— START OF EXERCISE MATERIALS —

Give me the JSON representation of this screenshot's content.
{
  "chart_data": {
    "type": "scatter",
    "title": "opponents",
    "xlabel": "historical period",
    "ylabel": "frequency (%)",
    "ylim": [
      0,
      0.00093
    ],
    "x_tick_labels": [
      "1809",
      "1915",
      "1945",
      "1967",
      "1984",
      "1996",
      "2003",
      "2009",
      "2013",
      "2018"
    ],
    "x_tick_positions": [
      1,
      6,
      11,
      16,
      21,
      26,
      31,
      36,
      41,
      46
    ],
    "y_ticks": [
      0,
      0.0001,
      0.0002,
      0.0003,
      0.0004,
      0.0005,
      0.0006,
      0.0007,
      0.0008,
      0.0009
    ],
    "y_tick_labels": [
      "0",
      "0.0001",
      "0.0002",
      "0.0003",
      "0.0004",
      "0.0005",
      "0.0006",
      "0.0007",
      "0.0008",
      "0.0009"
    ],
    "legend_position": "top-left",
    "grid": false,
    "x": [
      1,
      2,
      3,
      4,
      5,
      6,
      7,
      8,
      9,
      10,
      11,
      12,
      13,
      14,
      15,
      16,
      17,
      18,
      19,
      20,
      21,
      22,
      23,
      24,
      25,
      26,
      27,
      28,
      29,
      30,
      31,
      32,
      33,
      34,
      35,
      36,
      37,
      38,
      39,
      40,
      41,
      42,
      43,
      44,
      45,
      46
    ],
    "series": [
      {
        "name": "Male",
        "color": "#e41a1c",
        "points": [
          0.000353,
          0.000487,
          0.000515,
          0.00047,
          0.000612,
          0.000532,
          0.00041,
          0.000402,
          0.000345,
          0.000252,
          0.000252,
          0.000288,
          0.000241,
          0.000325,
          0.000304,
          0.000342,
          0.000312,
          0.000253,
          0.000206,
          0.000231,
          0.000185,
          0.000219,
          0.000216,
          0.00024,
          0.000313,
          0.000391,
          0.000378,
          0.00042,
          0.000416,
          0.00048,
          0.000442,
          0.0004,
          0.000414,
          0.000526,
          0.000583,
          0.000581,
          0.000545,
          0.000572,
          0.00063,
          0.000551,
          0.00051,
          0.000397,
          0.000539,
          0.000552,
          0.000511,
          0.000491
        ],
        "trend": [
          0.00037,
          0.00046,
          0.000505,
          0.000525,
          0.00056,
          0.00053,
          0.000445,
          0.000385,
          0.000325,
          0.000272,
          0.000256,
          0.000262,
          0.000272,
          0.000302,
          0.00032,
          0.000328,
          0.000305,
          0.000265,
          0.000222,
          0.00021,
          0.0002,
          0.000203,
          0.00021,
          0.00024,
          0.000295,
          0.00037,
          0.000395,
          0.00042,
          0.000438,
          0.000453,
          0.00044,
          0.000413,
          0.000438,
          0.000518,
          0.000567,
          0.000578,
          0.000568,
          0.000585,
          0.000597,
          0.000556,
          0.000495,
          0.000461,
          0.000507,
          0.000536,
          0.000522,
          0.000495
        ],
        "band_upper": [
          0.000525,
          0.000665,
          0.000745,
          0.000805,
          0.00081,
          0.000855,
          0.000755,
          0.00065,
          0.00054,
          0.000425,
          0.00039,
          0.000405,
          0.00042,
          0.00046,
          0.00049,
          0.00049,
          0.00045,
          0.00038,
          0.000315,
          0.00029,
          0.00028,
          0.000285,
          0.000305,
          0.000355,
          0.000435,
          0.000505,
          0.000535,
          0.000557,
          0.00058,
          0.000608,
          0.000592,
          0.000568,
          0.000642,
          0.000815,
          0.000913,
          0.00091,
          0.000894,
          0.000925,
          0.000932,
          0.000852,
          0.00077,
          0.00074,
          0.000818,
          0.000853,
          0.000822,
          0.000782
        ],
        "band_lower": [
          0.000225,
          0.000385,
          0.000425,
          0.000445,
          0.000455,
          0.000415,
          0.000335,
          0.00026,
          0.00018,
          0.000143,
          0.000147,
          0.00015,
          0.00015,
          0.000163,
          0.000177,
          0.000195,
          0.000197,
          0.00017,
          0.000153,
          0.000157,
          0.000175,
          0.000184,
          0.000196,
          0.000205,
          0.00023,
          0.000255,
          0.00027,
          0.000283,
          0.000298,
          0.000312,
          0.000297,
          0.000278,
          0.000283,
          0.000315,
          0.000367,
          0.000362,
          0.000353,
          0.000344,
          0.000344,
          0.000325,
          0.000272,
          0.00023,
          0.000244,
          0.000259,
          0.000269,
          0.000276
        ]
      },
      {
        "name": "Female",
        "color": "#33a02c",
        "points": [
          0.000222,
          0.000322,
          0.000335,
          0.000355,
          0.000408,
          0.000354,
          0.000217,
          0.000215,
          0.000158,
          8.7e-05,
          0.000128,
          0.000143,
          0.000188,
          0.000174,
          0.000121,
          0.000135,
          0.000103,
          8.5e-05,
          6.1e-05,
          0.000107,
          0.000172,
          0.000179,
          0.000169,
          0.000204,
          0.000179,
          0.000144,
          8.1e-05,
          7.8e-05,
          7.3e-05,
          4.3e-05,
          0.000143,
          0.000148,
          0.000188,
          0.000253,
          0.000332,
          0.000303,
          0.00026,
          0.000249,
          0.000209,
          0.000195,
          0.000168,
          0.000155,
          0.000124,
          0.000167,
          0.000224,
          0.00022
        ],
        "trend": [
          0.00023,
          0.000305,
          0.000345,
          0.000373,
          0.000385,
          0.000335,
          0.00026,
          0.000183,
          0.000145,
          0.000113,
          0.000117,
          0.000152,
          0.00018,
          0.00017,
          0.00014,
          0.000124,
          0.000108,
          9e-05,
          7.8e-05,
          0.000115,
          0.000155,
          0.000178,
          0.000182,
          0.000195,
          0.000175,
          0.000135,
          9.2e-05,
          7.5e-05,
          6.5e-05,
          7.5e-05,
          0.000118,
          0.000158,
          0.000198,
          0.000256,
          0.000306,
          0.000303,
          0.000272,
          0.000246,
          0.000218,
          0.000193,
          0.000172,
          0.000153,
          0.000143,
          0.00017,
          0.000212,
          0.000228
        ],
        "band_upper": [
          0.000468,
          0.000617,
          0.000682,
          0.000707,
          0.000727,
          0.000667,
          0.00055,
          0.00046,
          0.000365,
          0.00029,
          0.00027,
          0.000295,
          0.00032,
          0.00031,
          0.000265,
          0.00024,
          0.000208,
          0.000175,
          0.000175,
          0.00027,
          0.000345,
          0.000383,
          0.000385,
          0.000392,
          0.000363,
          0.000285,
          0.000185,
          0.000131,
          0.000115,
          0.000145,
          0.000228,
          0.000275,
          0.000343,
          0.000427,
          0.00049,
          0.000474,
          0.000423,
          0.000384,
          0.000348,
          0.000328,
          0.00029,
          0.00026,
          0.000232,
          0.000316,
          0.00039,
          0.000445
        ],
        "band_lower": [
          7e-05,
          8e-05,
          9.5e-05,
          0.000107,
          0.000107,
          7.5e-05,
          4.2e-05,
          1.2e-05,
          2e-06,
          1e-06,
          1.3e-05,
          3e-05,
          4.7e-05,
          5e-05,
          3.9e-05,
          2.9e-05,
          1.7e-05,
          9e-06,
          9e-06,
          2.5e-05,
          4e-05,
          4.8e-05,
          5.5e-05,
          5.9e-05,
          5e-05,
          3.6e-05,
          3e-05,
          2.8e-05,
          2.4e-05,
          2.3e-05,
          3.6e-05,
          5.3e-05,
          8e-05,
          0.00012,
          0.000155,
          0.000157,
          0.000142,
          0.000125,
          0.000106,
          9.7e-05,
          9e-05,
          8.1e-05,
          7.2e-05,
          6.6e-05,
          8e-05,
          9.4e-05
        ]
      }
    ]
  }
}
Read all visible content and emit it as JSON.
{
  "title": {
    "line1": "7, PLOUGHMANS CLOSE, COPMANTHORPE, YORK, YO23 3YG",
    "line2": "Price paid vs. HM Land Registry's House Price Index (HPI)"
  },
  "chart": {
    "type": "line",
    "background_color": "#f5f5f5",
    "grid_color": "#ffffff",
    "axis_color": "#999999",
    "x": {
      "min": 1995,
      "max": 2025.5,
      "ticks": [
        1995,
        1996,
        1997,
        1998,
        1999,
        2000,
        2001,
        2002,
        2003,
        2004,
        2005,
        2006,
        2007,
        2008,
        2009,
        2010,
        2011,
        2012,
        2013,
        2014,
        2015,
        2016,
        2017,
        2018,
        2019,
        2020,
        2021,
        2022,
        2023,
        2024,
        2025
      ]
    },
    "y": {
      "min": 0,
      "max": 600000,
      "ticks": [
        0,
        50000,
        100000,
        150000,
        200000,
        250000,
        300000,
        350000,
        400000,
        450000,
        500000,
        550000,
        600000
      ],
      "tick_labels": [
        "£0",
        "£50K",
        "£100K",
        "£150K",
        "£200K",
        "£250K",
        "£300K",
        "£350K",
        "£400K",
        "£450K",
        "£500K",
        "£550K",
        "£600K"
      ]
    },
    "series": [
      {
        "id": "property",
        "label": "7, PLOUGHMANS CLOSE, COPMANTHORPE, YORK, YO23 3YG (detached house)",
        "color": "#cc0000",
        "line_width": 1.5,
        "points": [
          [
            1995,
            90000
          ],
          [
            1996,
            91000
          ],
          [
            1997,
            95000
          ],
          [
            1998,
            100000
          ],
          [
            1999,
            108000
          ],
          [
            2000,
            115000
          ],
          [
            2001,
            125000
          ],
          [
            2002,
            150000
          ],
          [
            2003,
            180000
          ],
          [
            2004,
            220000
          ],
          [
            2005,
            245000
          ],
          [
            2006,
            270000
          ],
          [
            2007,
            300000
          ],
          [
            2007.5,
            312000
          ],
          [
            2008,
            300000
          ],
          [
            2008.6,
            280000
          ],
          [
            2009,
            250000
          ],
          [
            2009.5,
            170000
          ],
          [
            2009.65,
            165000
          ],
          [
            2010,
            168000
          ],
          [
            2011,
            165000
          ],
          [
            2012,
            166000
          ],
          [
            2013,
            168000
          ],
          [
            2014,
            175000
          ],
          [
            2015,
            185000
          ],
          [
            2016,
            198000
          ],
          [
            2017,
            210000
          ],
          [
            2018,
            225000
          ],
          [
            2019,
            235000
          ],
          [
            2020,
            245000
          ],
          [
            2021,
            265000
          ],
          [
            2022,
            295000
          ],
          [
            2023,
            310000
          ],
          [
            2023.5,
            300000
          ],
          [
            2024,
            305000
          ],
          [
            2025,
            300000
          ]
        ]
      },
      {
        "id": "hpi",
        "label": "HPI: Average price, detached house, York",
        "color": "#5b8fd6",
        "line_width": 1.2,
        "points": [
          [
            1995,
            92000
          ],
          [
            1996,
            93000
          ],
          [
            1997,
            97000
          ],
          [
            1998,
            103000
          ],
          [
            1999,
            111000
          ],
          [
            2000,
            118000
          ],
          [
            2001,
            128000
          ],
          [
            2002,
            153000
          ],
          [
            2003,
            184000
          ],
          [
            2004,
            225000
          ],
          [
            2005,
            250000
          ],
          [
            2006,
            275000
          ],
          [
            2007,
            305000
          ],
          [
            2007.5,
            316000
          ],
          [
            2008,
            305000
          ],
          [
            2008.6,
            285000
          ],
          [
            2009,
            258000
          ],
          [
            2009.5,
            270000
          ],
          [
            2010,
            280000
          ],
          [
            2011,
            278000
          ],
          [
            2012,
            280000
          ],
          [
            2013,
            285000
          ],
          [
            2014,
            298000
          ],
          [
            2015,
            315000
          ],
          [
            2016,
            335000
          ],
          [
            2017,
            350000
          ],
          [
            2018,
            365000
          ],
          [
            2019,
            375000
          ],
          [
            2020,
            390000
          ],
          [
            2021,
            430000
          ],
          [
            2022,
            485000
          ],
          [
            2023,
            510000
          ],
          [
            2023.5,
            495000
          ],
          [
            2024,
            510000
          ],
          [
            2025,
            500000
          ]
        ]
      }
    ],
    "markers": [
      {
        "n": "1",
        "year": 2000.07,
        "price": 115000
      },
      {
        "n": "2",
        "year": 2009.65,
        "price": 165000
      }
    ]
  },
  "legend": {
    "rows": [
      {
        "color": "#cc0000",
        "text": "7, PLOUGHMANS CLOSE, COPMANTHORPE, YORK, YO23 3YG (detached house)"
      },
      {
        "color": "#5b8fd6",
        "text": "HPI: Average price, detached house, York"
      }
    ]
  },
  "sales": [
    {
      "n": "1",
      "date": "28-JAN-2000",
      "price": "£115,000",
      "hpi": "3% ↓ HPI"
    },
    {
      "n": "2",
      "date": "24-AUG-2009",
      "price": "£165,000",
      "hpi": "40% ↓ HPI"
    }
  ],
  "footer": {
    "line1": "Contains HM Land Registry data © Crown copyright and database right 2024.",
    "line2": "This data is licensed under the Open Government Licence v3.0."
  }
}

— END OF EXERCISE MATERIALS —

## [SHORT PROBLEM]
Find how many lines in the records contain the string "content", then give the number alone.

## [FULL RESPONSE]
2